Extracted data |
◆ ◆ ◆ ◆
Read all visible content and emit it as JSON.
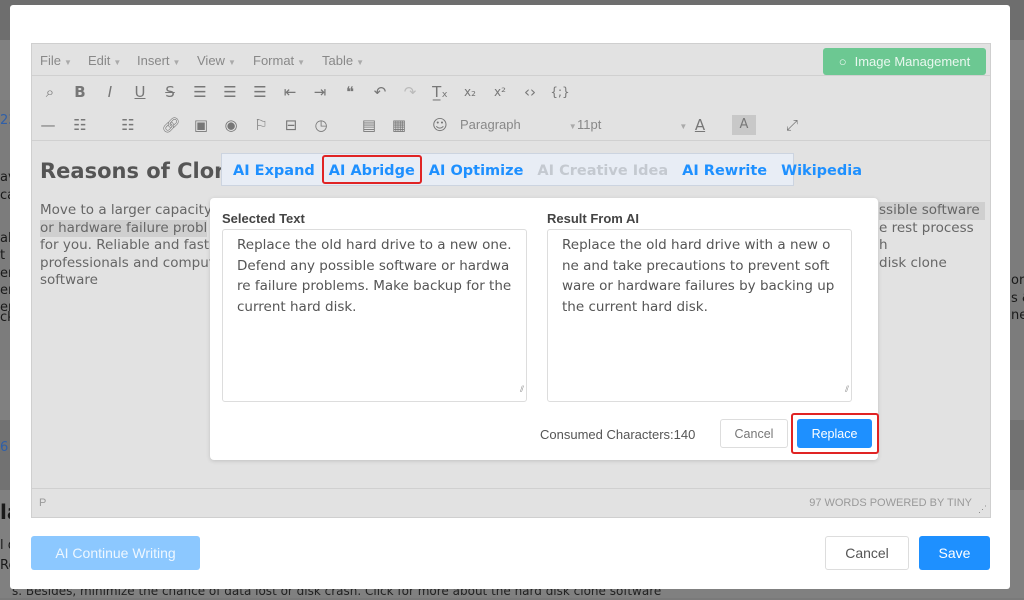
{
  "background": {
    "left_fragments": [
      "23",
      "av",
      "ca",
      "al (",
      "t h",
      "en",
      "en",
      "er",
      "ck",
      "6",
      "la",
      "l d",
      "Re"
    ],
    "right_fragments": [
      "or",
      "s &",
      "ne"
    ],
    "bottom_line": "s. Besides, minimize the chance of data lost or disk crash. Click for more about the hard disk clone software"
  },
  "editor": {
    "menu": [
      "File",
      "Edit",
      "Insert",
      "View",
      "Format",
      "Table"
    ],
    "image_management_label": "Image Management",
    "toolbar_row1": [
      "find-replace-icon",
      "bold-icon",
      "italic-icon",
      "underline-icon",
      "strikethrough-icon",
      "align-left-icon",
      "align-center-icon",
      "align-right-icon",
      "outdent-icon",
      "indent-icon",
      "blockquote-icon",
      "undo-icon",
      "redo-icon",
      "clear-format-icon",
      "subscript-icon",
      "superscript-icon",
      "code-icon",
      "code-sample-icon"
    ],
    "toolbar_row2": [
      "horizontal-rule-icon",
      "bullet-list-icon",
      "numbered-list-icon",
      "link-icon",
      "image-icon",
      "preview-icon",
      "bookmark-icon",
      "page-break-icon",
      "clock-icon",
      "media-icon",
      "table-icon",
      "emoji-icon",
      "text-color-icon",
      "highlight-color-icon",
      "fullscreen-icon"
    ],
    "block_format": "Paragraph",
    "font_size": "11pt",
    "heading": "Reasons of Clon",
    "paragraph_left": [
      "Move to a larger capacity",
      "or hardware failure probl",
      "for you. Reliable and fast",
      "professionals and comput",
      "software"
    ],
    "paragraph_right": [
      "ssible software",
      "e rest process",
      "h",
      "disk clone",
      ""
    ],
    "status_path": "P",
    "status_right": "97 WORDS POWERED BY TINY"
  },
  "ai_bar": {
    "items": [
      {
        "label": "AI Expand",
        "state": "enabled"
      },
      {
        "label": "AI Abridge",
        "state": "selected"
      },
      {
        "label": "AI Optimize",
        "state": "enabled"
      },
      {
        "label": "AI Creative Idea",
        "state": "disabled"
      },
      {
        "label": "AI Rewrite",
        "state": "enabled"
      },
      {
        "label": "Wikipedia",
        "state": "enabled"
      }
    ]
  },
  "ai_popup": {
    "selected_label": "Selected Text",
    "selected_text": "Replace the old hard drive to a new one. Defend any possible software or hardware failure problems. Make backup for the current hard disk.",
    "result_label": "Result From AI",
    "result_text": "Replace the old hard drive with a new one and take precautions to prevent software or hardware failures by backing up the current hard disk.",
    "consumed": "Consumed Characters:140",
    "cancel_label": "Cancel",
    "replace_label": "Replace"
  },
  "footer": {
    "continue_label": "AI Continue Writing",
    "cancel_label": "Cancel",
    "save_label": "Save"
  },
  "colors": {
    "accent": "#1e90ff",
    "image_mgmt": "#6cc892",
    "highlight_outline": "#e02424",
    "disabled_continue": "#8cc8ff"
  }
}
◆ ◆ ◆ ◆
Problem to solve | Using the records above, retype everything exactly except the pictures.

The result |
Read all visible content and emit it as JSON.
{
  "background": {
    "left_fragments": [
      "23",
      "av",
      "ca",
      "al (",
      "t h",
      "en",
      "en",
      "er",
      "ck",
      "6",
      "la",
      "l d",
      "Re"
    ],
    "right_fragments": [
      "or",
      "s &",
      "ne"
    ],
    "bottom_line": "s. Besides, minimize the chance of data lost or disk crash. Click for more about the hard disk clone software"
  },
  "editor": {
    "menu": [
      "File",
      "Edit",
      "Insert",
      "View",
      "Format",
      "Table"
    ],
    "image_management_label": "Image Management",
    "toolbar_row1": [
      "find-replace-icon",
      "bold-icon",
      "italic-icon",
      "underline-icon",
      "strikethrough-icon",
      "align-left-icon",
      "align-center-icon",
      "align-right-icon",
      "outdent-icon",
      "indent-icon",
      "blockquote-icon",
      "undo-icon",
      "redo-icon",
      "clear-format-icon",
      "subscript-icon",
      "superscript-icon",
      "code-icon",
      "code-sample-icon"
    ],
    "toolbar_row2": [
      "horizontal-rule-icon",
      "bullet-list-icon",
      "numbered-list-icon",
      "link-icon",
      "image-icon",
      "preview-icon",
      "bookmark-icon",
      "page-break-icon",
      "clock-icon",
      "media-icon",
      "table-icon",
      "emoji-icon",
      "text-color-icon",
      "highlight-color-icon",
      "fullscreen-icon"
    ],
    "block_format": "Paragraph",
    "font_size": "11pt",
    "heading": "Reasons of Clon",
    "paragraph_left": [
      "Move to a larger capacity",
      "or hardware failure probl",
      "for you. Reliable and fast",
      "professionals and comput",
      "software"
    ],
    "paragraph_right": [
      "ssible software",
      "e rest process",
      "h",
      "disk clone",
      ""
    ],
    "status_path": "P",
    "status_right": "97 WORDS POWERED BY TINY"
  },
  "ai_bar": {
    "items": [
      {
        "label": "AI Expand",
        "state": "enabled"
      },
      {
        "label": "AI Abridge",
        "state": "selected"
      },
      {
        "label": "AI Optimize",
        "state": "enabled"
      },
      {
        "label": "AI Creative Idea",
        "state": "disabled"
      },
      {
        "label": "AI Rewrite",
        "state": "enabled"
      },
      {
        "label": "Wikipedia",
        "state": "enabled"
      }
    ]
  },
  "ai_popup": {
    "selected_label": "Selected Text",
    "selected_text": "Replace the old hard drive to a new one. Defend any possible software or hardware failure problems. Make backup for the current hard disk.",
    "result_label": "Result From AI",
    "result_text": "Replace the old hard drive with a new one and take precautions to prevent software or hardware failures by backing up the current hard disk.",
    "consumed": "Consumed Characters:140",
    "cancel_label": "Cancel",
    "replace_label": "Replace"
  },
  "footer": {
    "continue_label": "AI Continue Writing",
    "cancel_label": "Cancel",
    "save_label": "Save"
  },
  "colors": {
    "accent": "#1e90ff",
    "image_mgmt": "#6cc892",
    "highlight_outline": "#e02424",
    "disabled_continue": "#8cc8ff"
  }
}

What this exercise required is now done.